» PROBLEM TO WORK ON: Write the records out again exactly, leaving no images in.

» DATA SHOWN:
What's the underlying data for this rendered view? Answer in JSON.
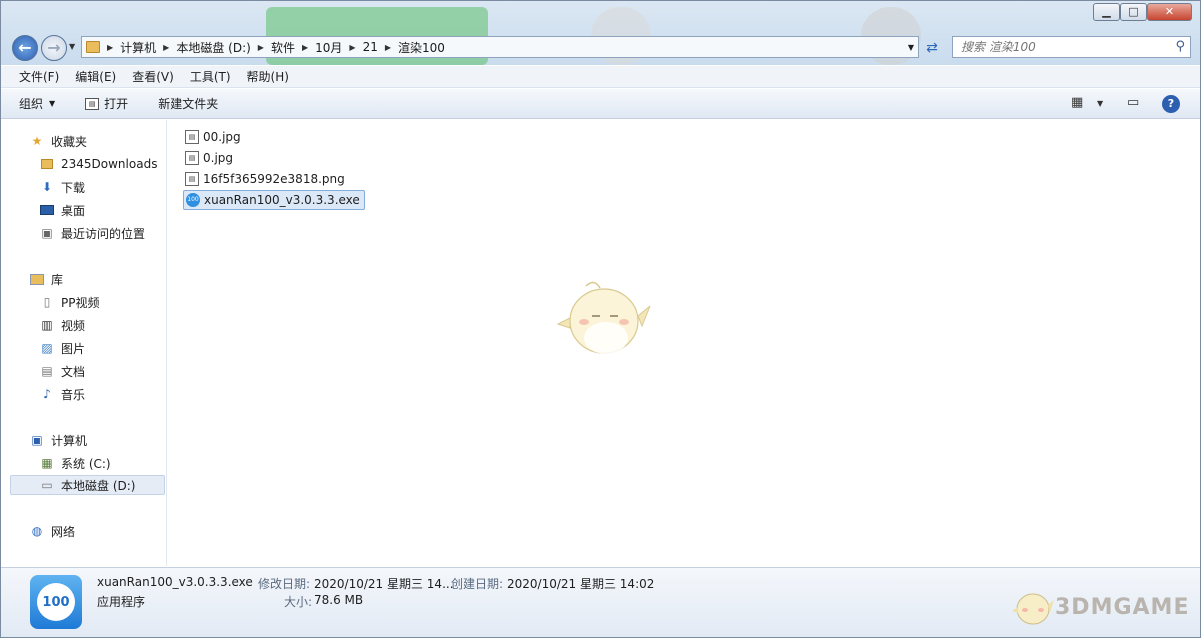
{
  "window": {
    "controls": {
      "minimize": "▁",
      "maximize": "□",
      "close": "✕"
    }
  },
  "nav": {
    "back_icon": "arrow-left-icon",
    "forward_icon": "arrow-right-icon"
  },
  "address": {
    "crumbs": [
      "计算机",
      "本地磁盘 (D:)",
      "软件",
      "10月",
      "21",
      "渲染100"
    ]
  },
  "search": {
    "placeholder": "搜索 渲染100"
  },
  "menu": [
    "文件(F)",
    "编辑(E)",
    "查看(V)",
    "工具(T)",
    "帮助(H)"
  ],
  "commands": {
    "organize": "组织",
    "open": "打开",
    "new_folder": "新建文件夹"
  },
  "sidebar": {
    "favorites": {
      "label": "收藏夹",
      "items": [
        "2345Downloads",
        "下载",
        "桌面",
        "最近访问的位置"
      ]
    },
    "libraries": {
      "label": "库",
      "items": [
        "PP视频",
        "视频",
        "图片",
        "文档",
        "音乐"
      ]
    },
    "computer": {
      "label": "计算机",
      "items": [
        "系统 (C:)",
        "本地磁盘 (D:)"
      ]
    },
    "network": {
      "label": "网络"
    }
  },
  "files": [
    "00.jpg",
    "0.jpg",
    "16f5f365992e3818.png",
    "xuanRan100_v3.0.3.3.exe"
  ],
  "details": {
    "icon_text": "100",
    "filename": "xuanRan100_v3.0.3.3.exe",
    "type": "应用程序",
    "modified_label": "修改日期:",
    "modified_value": "2020/10/21 星期三 14...",
    "created_label": "创建日期:",
    "created_value": "2020/10/21 星期三 14:02",
    "size_label": "大小:",
    "size_value": "78.6 MB"
  },
  "watermark": "3DMGAME",
  "colors": {
    "accent": "#2d5fb0",
    "selection": "#dbe8f8",
    "folder": "#e9bd5b"
  }
}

» CORRECT ANSWER:
What's the underlying data for this rendered view? Answer in JSON.
{
  "window": {
    "controls": {
      "minimize": "▁",
      "maximize": "□",
      "close": "✕"
    }
  },
  "nav": {
    "back_icon": "arrow-left-icon",
    "forward_icon": "arrow-right-icon"
  },
  "address": {
    "crumbs": [
      "计算机",
      "本地磁盘 (D:)",
      "软件",
      "10月",
      "21",
      "渲染100"
    ]
  },
  "search": {
    "placeholder": "搜索 渲染100"
  },
  "menu": [
    "文件(F)",
    "编辑(E)",
    "查看(V)",
    "工具(T)",
    "帮助(H)"
  ],
  "commands": {
    "organize": "组织",
    "open": "打开",
    "new_folder": "新建文件夹"
  },
  "sidebar": {
    "favorites": {
      "label": "收藏夹",
      "items": [
        "2345Downloads",
        "下载",
        "桌面",
        "最近访问的位置"
      ]
    },
    "libraries": {
      "label": "库",
      "items": [
        "PP视频",
        "视频",
        "图片",
        "文档",
        "音乐"
      ]
    },
    "computer": {
      "label": "计算机",
      "items": [
        "系统 (C:)",
        "本地磁盘 (D:)"
      ]
    },
    "network": {
      "label": "网络"
    }
  },
  "files": [
    "00.jpg",
    "0.jpg",
    "16f5f365992e3818.png",
    "xuanRan100_v3.0.3.3.exe"
  ],
  "details": {
    "icon_text": "100",
    "filename": "xuanRan100_v3.0.3.3.exe",
    "type": "应用程序",
    "modified_label": "修改日期:",
    "modified_value": "2020/10/21 星期三 14...",
    "created_label": "创建日期:",
    "created_value": "2020/10/21 星期三 14:02",
    "size_label": "大小:",
    "size_value": "78.6 MB"
  },
  "watermark": "3DMGAME",
  "colors": {
    "accent": "#2d5fb0",
    "selection": "#dbe8f8",
    "folder": "#e9bd5b"
  }
}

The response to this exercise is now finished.